» **WRITTEN TASK**
Collect the lines of the entries where "Entwurf" shows up.

─── EXTRACTED ENTRIES ───

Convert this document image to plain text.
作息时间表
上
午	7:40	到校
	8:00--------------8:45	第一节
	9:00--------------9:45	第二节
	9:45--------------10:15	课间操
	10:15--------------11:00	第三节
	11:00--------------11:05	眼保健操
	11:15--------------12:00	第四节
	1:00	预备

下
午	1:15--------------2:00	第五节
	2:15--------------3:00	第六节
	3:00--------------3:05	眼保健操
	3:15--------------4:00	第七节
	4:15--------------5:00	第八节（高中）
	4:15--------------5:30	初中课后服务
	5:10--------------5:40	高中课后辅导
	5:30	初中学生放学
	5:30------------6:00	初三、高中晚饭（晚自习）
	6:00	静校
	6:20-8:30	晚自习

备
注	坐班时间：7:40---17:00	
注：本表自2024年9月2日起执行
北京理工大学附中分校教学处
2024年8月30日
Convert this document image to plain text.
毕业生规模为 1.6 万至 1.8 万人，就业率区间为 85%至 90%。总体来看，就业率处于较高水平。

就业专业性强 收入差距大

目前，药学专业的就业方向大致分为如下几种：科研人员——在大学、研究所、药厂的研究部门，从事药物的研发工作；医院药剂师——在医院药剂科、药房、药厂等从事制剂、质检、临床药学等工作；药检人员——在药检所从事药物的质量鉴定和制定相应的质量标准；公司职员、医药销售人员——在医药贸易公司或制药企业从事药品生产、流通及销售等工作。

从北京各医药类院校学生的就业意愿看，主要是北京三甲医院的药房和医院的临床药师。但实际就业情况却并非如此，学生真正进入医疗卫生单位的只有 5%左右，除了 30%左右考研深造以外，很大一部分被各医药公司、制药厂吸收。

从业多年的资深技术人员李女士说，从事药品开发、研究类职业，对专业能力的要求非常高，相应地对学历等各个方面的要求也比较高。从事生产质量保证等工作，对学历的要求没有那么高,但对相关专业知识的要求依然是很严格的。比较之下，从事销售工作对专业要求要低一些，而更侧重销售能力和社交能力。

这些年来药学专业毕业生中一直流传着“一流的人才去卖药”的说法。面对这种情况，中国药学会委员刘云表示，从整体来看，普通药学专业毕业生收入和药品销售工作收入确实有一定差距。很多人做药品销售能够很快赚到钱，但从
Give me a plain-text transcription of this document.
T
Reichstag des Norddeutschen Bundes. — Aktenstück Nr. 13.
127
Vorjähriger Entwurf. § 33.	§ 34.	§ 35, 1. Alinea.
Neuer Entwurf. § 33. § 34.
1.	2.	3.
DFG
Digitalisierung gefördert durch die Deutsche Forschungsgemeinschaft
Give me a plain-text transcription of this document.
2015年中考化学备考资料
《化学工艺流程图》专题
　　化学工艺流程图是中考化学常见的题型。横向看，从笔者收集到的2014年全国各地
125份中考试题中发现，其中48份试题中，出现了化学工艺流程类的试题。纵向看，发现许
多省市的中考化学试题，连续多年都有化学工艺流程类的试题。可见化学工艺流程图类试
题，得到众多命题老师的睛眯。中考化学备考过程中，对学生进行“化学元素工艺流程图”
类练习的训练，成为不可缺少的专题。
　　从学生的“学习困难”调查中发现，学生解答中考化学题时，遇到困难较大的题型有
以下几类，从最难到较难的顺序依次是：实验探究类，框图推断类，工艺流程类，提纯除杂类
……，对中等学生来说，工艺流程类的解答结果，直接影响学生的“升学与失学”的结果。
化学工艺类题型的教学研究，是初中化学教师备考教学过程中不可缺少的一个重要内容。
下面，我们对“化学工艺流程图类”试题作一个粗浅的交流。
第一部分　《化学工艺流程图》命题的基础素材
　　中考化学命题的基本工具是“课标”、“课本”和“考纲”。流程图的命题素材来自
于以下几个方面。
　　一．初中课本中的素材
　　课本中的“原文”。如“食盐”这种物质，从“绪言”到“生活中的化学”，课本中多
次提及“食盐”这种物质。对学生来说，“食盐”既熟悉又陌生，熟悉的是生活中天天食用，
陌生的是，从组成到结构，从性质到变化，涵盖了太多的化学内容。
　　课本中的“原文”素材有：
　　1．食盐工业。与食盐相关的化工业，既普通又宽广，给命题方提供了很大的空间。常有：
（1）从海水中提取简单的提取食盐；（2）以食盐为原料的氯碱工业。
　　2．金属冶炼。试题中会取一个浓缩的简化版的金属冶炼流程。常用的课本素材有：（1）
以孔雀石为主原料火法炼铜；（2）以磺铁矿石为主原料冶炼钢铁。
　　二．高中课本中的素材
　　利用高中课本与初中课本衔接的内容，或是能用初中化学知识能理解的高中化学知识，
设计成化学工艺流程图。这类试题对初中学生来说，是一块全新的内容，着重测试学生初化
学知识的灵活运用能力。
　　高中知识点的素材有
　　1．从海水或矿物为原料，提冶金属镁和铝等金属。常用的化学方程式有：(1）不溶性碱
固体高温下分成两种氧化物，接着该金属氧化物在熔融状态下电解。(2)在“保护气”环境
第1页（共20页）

───

» **SOLUTION FOR THIS TASK**
Vorjähriger Entwurf. § 33.	§ 34.	§ 35, 1. Alinea.
Neuer Entwurf. § 33. § 34.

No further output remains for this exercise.